EXERCISE DIRECTIONS:
Only a number is expected: how many lines in the data below contain the word "this".

(A run of records)
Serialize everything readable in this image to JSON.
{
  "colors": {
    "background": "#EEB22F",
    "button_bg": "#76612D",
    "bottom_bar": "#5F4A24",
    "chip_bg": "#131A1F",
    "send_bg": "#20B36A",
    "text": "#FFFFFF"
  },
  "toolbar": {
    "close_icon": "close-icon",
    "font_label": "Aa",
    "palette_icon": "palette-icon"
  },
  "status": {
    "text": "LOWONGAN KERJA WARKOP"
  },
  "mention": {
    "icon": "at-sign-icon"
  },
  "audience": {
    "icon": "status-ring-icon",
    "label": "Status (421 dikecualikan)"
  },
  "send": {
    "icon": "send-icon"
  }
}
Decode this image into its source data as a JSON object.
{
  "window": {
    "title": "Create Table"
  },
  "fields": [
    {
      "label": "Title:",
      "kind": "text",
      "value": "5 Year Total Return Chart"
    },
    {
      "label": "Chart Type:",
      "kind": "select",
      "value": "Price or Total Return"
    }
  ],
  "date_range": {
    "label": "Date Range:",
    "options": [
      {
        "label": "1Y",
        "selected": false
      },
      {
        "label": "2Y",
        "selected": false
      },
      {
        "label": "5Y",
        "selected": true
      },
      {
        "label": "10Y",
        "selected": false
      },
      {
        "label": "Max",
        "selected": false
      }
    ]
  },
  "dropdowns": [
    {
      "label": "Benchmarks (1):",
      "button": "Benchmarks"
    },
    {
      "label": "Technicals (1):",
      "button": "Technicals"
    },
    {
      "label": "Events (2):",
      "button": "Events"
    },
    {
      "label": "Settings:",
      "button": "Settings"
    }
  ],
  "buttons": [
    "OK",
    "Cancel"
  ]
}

ANSWER:
2